WRITTEN TASKS
1 > Check each statement against the Mark Walker profile and say whether it agrees: (a) Walker represented the 66th district for two terms; (b) the 53rd district includes at least part of Des Plaines; (c) Walker was awarded a Bronze Star while serving in the Army. Answer each with yes or no and quote the words of the Mark Walker profile that settle it.
2 > Repeat word for word the part of the Mark Walker profile that opens with the words containing "He previously represented" and closes with "from Brown University.".

SELECTED EXCERPT
Mark L. Walker is a Democratic member of the Illinois House of Representatives for the 53rd district. The 53rd district, located in the Chicago metropolitan area, includes all or parts of Arlington Heights, Des Plaines, Mount Prospect, Rolling Meadows, and Prospect Heights.

He previously represented the 66th district in the Illinois House of Representatives for a single term from 2009 to 2011.

Biography
Walker served in the United States Army during the Vietnam War and during his service was awarded a Bronze Star. He later became a senior executive as Citigroup, including heading worldwide credit card operations. He then went into consulting at Walker Information; providing business expertise to various firms. He has also been a soccer coach and member of the Arlington Heights Park District Foundation board, and has co-chaired the Northwest Suburban Veterans Advisory Council. He has also worked with homeless organizations, and on community housing redevelopment. Mark Walker has a Bachelor of Arts and a master's degree in culture change from Brown University.

(Stored records)
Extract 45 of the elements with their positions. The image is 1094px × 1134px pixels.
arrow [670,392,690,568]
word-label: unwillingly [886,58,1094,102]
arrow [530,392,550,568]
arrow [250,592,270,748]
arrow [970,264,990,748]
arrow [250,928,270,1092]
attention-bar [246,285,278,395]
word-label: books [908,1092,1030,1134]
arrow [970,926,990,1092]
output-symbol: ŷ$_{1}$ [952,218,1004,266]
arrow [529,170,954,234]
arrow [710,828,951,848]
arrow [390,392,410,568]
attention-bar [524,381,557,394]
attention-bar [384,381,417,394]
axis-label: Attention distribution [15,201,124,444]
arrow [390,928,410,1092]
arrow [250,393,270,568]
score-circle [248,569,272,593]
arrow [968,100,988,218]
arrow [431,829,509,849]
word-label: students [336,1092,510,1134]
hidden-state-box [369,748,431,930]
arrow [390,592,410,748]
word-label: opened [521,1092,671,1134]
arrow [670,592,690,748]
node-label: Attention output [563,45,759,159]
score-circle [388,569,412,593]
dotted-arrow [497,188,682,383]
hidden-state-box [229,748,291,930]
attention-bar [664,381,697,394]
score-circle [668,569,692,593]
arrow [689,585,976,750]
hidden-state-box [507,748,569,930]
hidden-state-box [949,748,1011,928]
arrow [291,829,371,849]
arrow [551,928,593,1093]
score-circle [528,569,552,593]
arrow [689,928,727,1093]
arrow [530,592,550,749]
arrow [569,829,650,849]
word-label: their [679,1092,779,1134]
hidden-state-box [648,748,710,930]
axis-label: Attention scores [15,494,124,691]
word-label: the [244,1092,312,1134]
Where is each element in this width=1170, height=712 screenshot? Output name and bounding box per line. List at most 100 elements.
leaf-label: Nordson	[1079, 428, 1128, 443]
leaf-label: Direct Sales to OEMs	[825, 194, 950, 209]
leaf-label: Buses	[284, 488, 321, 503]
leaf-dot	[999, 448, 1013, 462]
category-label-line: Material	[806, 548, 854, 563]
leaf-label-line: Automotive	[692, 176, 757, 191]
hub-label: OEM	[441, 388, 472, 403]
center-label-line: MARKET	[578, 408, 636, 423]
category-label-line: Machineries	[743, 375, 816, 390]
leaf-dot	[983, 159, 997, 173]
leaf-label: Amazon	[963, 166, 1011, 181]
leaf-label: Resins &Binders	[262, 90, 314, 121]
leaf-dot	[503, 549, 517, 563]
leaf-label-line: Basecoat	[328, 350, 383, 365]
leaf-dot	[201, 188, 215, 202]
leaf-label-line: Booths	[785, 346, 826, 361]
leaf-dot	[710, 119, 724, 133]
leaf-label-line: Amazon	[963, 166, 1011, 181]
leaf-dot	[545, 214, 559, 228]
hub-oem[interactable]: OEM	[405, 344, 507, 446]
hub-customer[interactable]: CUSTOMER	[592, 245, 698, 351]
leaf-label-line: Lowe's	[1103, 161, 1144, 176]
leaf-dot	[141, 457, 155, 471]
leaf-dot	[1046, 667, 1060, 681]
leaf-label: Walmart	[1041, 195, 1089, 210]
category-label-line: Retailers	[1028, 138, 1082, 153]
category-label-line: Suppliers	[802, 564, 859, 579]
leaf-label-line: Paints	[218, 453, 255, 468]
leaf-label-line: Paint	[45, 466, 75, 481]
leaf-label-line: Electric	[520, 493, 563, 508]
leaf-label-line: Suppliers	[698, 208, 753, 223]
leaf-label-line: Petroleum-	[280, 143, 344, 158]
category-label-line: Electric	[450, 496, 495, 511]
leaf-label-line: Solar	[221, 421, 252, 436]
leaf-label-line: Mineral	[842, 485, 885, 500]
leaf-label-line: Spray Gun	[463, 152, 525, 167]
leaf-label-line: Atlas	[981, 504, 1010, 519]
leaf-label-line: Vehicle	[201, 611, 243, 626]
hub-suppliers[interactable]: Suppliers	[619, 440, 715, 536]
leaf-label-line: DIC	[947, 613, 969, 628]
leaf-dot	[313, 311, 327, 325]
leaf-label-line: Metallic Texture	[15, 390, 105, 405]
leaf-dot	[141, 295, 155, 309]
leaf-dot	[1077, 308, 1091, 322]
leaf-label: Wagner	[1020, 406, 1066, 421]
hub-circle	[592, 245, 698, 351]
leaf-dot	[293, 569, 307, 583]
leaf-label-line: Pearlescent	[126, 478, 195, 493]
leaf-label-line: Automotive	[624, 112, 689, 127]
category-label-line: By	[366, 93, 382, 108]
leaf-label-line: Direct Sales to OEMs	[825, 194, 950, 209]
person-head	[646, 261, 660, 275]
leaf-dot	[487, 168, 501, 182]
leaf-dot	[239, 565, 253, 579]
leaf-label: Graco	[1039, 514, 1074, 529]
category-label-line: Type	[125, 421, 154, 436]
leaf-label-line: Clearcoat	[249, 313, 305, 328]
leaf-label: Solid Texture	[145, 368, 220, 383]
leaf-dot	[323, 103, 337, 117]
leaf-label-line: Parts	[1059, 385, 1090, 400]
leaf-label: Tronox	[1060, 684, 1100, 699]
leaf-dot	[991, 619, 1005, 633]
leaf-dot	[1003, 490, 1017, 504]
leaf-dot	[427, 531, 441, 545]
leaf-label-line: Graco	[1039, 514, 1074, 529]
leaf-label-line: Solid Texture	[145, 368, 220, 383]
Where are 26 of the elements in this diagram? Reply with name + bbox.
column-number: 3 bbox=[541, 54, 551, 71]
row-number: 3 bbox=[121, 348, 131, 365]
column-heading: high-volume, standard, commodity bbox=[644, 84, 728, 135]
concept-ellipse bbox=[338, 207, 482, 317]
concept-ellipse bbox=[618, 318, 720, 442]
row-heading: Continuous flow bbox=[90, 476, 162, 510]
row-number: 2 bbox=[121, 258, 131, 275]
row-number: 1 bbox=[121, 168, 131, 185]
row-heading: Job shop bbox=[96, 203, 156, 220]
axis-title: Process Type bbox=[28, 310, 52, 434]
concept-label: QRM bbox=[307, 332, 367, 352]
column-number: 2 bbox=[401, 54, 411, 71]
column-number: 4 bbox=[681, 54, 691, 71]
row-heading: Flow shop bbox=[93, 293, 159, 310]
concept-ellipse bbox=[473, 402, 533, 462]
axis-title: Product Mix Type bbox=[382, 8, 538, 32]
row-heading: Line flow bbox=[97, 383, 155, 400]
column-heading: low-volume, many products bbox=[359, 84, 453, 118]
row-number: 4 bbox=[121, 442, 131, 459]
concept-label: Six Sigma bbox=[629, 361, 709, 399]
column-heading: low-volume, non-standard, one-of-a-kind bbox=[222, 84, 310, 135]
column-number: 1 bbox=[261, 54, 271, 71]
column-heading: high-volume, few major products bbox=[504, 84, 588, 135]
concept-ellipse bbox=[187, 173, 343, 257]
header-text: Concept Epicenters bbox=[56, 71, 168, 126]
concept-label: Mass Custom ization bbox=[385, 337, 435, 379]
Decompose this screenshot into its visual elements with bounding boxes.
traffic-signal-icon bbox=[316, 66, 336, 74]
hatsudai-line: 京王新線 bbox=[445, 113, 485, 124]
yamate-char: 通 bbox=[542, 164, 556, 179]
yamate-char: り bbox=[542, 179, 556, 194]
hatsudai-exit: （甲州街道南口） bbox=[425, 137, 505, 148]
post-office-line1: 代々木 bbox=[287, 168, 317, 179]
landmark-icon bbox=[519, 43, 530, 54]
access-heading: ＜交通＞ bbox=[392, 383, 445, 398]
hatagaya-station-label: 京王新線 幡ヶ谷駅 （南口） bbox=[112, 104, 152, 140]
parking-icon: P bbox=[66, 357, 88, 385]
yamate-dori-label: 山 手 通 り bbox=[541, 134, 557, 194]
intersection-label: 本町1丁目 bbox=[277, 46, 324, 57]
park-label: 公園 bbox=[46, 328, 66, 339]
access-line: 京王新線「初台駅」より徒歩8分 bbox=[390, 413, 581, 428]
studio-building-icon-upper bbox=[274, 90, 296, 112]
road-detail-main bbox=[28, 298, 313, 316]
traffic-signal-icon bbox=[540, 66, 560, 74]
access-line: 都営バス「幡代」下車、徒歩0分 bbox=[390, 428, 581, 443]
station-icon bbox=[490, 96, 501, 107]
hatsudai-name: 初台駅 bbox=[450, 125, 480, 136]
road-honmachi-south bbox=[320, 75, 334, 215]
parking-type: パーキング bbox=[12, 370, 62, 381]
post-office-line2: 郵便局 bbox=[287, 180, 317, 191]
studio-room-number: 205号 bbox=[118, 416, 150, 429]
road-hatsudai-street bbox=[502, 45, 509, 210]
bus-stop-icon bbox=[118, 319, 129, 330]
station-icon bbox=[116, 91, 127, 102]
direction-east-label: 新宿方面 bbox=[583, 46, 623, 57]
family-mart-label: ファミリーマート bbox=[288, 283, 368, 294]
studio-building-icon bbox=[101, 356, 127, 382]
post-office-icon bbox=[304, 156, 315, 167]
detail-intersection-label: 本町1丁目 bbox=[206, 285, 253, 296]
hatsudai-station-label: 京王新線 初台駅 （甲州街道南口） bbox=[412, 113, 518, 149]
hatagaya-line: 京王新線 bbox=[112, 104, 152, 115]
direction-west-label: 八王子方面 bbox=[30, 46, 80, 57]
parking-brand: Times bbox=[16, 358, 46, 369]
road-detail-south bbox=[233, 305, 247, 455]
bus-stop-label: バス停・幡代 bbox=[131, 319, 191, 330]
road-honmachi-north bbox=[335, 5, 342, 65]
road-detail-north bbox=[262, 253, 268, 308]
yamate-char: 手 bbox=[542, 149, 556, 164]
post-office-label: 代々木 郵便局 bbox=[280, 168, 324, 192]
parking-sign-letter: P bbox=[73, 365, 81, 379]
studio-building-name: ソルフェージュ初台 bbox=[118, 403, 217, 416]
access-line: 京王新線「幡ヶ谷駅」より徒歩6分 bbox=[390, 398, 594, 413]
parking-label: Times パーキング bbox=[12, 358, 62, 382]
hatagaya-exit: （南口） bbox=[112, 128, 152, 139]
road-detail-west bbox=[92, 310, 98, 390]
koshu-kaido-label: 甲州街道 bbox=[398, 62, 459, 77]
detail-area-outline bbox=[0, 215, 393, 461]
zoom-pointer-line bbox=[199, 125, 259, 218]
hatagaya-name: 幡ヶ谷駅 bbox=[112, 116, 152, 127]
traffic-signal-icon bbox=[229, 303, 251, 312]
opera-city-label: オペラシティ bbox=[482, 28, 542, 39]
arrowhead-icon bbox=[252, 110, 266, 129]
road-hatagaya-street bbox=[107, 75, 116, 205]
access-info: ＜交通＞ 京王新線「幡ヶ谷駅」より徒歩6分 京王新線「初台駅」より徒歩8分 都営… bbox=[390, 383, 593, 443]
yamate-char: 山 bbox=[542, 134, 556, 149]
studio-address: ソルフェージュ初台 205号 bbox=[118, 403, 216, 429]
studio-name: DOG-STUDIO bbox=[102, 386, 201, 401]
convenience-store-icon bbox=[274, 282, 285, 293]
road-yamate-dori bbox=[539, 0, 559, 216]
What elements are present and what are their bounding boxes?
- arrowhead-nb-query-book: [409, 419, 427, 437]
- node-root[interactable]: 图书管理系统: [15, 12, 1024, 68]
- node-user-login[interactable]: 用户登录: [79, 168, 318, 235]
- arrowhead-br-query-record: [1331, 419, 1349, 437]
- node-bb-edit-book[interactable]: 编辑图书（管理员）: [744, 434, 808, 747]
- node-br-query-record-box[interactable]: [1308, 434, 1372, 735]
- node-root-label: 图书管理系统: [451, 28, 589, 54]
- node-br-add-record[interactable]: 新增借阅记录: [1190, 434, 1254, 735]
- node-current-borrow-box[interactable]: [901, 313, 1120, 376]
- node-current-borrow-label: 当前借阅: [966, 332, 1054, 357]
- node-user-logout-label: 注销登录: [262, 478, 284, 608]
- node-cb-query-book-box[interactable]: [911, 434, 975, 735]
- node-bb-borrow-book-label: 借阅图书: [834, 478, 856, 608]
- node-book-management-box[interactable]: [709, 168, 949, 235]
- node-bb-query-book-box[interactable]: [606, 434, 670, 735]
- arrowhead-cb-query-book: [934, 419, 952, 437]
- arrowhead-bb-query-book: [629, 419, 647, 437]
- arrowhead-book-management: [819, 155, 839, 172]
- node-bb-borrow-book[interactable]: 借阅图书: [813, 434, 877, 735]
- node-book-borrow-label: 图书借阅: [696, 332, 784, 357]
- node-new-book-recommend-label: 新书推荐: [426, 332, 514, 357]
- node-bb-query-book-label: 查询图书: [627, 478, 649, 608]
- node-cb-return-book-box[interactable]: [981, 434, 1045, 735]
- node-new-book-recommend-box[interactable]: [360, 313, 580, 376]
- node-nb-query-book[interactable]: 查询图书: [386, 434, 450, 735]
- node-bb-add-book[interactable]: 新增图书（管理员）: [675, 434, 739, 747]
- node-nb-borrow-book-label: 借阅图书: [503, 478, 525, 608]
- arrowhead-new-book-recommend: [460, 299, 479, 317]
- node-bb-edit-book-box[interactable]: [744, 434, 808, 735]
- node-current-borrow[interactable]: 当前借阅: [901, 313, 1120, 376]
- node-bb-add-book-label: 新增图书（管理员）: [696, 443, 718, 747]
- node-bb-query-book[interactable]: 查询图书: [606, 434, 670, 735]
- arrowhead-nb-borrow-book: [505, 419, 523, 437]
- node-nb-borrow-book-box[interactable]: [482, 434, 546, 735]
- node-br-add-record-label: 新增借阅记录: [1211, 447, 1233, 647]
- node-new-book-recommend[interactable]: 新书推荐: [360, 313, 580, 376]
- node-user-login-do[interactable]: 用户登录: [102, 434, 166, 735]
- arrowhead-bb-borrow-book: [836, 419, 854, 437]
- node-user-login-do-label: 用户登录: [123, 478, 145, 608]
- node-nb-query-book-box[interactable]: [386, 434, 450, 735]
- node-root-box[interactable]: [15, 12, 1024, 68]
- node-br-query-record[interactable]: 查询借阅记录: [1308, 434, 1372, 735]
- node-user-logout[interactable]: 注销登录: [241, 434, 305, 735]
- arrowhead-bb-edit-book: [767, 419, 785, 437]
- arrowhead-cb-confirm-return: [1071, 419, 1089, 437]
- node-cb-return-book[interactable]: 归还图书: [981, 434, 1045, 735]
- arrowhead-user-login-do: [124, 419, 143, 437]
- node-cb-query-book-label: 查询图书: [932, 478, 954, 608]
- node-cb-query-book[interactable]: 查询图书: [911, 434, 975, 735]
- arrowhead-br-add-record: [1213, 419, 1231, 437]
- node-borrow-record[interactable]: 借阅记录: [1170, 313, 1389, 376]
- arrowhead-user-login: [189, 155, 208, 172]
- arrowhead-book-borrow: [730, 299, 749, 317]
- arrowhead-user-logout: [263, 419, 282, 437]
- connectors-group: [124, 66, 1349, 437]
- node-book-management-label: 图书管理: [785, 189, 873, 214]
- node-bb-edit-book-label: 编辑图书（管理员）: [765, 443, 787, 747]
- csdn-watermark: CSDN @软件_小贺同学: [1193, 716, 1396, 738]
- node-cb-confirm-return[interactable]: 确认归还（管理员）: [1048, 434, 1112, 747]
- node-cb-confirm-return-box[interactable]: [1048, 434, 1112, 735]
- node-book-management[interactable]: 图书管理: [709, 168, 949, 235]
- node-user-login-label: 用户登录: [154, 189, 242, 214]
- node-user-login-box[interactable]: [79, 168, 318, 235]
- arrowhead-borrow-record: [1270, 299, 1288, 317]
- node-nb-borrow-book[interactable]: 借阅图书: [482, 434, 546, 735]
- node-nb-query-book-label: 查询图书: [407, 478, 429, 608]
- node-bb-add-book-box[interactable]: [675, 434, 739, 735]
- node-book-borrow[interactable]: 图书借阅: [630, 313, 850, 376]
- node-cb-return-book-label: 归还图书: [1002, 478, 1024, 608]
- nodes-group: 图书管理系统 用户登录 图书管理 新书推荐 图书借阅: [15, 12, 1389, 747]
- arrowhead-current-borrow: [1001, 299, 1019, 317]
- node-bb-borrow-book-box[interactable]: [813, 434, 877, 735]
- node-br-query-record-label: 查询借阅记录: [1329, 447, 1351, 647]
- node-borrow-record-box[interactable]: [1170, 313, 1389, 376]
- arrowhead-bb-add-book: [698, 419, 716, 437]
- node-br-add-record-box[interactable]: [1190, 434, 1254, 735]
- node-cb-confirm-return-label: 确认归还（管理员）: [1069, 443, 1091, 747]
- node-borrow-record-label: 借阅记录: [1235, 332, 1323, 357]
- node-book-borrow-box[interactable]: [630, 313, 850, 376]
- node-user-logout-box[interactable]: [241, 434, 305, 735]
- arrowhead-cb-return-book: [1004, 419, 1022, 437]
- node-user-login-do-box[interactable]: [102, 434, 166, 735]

ANSWERS TO EACH TASK
1 >
(a) No: "for a single term from 2009 to 2011"
(b) Yes: "includes all or parts of Arlington Heights, Des Plaines, Mount Prospect, Rolling Meadows, and Prospect Heights"
(c) Yes: "during his service was awarded a Bronze Star"

2 >
He previously represented the 66th district in the Illinois House of Representatives for a single term from 2009 to 2011.

Biography
Walker served in the United States Army during the Vietnam War and during his service was awarded a Bronze Star. He later became a senior executive as Citigroup, including heading worldwide credit card operations. He then went into consulting at Walker Information; providing business expertise to various firms. He has also been a soccer coach and member of the Arlington Heights Park District Foundation board, and has co-chaired the Northwest Suburban Veterans Advisory Council. He has also worked with homeless organizations, and on community housing redevelopment. Mark Walker has a Bachelor of Arts and a master's degree in culture change from Brown University.